◆ **What to do**
Give the count of lines in the data that include the string "госпитализированные", with no added remarks.

# start of Extracted records

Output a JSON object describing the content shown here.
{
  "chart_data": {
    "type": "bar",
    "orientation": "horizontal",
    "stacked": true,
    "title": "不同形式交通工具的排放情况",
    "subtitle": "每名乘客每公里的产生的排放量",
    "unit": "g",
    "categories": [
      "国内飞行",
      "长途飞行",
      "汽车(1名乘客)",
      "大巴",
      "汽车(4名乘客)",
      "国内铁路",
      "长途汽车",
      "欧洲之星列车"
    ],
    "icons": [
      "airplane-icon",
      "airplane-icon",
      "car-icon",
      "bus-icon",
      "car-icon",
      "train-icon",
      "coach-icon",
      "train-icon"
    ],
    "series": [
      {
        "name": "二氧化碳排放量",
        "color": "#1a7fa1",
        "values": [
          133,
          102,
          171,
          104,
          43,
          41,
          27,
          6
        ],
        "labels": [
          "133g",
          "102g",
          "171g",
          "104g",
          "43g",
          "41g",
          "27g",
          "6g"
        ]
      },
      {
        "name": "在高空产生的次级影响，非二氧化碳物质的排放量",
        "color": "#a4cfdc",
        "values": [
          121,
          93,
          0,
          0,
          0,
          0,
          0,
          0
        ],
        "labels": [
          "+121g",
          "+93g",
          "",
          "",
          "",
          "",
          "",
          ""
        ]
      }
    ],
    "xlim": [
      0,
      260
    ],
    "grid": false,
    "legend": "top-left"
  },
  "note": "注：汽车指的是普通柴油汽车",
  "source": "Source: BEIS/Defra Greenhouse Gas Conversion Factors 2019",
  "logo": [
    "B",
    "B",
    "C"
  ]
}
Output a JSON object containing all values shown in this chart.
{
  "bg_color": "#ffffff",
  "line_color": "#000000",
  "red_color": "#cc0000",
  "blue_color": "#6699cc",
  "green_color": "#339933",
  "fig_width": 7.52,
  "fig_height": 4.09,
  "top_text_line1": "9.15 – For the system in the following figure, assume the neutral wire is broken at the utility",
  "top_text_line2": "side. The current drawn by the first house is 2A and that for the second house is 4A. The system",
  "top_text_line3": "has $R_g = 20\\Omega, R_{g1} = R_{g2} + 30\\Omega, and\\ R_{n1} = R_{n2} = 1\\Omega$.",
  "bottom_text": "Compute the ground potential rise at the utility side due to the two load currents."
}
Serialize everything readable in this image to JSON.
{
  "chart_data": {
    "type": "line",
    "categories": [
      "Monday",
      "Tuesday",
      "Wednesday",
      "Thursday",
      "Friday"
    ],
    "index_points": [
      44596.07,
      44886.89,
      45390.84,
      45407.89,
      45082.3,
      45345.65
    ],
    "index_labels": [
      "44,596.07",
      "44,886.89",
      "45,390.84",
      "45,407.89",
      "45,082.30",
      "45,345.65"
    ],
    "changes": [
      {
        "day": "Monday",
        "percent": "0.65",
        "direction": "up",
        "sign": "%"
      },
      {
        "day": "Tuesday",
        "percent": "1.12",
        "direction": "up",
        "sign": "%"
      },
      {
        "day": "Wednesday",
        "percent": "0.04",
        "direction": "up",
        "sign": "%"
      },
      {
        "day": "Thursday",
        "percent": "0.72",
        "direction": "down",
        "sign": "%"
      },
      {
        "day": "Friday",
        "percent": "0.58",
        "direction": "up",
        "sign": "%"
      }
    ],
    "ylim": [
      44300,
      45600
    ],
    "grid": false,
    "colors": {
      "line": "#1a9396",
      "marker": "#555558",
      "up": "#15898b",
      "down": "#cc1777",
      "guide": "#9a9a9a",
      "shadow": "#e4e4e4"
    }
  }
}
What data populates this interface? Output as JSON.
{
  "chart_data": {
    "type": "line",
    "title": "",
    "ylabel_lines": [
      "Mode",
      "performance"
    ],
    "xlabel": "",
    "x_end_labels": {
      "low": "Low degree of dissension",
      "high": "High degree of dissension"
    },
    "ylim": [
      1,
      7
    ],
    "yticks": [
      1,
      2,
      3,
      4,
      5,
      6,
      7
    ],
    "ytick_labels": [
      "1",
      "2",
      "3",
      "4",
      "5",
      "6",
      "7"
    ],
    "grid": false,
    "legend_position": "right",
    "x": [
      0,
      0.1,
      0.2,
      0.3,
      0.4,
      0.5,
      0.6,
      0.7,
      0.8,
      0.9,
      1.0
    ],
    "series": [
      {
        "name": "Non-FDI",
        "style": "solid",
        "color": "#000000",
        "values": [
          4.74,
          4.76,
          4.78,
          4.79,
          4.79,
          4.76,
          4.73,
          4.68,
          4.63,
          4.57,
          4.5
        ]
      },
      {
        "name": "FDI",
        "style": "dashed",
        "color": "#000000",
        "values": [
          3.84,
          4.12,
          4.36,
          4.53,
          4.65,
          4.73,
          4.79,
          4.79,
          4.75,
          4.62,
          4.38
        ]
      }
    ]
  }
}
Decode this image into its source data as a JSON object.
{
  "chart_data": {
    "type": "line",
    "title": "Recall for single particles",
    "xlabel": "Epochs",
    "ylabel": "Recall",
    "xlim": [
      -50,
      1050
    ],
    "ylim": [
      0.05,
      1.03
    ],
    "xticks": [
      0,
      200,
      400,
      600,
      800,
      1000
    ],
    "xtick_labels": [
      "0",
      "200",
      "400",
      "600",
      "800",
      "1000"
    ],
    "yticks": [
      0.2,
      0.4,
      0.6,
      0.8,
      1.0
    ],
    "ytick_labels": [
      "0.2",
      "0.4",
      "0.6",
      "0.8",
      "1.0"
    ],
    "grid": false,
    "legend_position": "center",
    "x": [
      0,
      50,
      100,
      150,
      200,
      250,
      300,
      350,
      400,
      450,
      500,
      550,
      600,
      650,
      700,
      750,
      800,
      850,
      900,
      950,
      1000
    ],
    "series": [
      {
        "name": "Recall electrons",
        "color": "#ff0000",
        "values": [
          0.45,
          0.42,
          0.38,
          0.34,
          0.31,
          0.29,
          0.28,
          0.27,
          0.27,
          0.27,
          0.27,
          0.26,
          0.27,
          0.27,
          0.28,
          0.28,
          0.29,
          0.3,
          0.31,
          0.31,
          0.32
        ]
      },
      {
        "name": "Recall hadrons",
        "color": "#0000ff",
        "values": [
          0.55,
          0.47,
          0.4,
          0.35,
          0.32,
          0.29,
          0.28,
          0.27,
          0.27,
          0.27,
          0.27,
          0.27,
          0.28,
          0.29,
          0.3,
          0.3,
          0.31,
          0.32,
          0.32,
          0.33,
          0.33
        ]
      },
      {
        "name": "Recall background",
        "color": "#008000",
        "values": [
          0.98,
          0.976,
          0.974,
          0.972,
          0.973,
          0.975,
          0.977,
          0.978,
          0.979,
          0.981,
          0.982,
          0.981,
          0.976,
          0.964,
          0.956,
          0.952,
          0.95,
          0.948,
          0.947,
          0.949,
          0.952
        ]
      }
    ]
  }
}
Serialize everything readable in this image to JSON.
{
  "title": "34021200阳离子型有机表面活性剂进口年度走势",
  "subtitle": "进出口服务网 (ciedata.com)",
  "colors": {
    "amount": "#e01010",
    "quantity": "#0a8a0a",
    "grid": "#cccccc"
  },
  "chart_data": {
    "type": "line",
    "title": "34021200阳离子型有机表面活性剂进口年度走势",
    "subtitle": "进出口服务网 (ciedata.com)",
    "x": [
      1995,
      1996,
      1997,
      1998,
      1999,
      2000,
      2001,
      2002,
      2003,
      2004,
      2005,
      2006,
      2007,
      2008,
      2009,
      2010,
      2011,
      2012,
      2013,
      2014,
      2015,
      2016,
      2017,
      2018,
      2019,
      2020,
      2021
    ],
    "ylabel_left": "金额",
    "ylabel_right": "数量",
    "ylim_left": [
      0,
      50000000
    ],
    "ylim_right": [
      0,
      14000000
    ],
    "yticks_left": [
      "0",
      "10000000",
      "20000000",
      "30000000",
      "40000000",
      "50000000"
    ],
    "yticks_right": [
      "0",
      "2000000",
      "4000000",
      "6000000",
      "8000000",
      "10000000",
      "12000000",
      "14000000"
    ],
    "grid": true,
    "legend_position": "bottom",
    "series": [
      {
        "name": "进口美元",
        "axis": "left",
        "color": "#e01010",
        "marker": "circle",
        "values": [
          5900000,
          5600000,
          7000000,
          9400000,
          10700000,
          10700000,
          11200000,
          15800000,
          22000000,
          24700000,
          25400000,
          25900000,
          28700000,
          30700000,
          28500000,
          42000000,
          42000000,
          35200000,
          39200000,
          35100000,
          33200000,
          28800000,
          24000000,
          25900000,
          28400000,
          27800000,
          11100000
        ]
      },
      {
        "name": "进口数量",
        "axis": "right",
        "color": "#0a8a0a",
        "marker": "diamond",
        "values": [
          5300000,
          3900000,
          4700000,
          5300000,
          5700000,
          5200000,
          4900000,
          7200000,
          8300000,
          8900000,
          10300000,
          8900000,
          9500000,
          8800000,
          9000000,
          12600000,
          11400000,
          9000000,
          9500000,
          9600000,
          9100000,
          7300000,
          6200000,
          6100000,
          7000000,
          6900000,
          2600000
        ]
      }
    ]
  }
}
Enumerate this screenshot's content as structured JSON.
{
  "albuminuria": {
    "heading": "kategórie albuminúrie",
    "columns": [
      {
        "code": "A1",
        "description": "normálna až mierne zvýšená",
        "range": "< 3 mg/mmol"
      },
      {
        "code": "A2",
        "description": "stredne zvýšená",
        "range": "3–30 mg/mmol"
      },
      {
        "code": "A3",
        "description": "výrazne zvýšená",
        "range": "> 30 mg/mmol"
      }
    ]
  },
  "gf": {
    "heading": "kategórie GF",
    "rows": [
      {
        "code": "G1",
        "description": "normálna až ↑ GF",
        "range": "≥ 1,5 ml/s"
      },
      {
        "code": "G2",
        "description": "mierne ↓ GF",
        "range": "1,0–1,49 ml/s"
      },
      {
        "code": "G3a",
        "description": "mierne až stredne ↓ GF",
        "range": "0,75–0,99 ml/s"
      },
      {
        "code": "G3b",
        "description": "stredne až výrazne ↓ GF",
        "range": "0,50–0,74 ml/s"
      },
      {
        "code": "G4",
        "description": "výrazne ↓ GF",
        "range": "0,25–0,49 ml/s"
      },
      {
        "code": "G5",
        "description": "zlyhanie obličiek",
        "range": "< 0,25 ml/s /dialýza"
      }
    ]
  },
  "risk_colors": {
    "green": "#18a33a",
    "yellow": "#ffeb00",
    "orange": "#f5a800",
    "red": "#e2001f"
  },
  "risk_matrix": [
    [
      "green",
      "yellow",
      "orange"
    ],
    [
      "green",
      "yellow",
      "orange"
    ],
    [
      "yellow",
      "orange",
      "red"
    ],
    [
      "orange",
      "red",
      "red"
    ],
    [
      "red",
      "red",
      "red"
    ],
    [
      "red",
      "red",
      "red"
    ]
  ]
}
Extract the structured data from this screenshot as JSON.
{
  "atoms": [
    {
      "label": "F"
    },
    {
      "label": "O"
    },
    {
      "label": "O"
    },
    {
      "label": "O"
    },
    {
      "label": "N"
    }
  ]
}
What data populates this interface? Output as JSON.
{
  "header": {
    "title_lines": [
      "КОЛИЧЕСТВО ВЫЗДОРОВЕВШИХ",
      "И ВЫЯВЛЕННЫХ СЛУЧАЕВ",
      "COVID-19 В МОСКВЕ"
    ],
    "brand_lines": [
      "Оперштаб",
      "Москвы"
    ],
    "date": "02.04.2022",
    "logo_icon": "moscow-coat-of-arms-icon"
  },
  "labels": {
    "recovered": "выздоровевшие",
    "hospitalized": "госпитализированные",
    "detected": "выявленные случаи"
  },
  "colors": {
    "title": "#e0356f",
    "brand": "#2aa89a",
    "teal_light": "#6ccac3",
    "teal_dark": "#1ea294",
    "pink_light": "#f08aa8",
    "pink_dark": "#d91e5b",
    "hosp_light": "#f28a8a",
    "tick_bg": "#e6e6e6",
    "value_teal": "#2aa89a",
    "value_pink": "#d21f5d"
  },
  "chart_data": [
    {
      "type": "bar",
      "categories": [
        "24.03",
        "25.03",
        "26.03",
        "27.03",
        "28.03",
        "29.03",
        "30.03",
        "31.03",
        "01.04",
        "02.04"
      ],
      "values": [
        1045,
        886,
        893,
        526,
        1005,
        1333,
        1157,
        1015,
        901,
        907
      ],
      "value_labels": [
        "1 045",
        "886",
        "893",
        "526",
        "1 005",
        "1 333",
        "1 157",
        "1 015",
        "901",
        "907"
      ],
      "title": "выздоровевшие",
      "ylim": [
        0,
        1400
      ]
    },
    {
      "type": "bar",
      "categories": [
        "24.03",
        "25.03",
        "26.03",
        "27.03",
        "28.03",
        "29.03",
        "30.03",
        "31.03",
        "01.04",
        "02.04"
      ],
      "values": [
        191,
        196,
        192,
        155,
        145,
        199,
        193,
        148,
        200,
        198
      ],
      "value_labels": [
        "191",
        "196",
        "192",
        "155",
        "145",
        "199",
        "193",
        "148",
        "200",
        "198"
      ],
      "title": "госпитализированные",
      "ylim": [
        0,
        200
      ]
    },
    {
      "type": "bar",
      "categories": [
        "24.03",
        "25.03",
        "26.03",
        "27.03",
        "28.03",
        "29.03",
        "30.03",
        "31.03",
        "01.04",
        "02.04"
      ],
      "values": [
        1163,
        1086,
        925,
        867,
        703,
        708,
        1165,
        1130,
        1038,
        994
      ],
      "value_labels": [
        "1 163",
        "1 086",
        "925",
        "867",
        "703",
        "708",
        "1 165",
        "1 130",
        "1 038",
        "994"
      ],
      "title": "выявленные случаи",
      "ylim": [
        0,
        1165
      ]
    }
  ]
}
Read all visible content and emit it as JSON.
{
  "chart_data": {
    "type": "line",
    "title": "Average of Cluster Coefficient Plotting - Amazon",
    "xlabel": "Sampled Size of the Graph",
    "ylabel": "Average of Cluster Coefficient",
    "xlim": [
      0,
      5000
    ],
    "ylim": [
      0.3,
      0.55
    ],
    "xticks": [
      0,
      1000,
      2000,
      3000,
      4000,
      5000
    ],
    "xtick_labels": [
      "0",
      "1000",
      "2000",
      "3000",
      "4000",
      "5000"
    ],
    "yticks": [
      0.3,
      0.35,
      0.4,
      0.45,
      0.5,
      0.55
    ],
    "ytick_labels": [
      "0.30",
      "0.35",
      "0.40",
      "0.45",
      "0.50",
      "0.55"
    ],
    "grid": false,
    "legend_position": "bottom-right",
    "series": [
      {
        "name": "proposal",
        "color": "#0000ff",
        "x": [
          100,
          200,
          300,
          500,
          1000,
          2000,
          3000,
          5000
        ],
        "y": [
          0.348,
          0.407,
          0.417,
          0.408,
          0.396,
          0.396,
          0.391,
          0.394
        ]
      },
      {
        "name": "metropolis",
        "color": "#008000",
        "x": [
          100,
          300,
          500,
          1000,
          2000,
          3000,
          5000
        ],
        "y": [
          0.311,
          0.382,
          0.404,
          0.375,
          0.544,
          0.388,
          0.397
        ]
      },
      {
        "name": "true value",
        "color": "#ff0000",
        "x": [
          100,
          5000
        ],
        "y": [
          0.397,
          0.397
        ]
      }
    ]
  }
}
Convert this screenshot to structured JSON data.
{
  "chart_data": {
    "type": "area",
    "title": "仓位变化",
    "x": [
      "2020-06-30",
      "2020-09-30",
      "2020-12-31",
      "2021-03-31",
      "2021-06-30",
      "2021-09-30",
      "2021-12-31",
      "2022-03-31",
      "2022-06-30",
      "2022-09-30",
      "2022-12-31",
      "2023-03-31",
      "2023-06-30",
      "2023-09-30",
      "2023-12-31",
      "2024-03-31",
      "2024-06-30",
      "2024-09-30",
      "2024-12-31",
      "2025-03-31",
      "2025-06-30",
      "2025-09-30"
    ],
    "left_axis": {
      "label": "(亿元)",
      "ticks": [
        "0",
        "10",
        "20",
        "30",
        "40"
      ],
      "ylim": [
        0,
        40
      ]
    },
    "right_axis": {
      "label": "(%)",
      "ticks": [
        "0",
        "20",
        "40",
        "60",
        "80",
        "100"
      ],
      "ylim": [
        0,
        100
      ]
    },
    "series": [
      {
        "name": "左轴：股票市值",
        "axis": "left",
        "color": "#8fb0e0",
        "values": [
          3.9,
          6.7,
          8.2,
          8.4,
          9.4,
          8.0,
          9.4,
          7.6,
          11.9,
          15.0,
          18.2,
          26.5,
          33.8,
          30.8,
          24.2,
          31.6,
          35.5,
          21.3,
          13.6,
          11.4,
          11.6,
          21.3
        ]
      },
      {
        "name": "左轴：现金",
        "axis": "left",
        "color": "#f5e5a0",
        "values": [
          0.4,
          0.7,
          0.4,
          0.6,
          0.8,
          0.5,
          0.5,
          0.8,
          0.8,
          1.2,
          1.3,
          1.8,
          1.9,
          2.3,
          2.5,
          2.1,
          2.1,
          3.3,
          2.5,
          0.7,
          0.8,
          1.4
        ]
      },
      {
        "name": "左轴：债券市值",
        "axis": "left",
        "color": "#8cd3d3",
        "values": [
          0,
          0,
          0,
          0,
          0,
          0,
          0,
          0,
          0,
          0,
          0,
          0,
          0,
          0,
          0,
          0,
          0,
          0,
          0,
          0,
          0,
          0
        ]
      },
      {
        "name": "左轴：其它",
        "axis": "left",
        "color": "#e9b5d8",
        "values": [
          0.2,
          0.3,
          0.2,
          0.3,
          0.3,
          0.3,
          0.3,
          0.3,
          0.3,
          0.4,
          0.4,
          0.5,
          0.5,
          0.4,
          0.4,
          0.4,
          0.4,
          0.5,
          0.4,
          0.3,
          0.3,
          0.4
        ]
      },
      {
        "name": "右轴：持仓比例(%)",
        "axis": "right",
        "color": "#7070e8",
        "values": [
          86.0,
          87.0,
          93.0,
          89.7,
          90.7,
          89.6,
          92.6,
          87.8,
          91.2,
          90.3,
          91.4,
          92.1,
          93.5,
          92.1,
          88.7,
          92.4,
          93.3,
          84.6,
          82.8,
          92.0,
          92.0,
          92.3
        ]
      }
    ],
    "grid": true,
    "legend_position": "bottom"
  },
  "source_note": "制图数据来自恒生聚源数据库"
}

# end of Extracted records

◆ **Output below**
2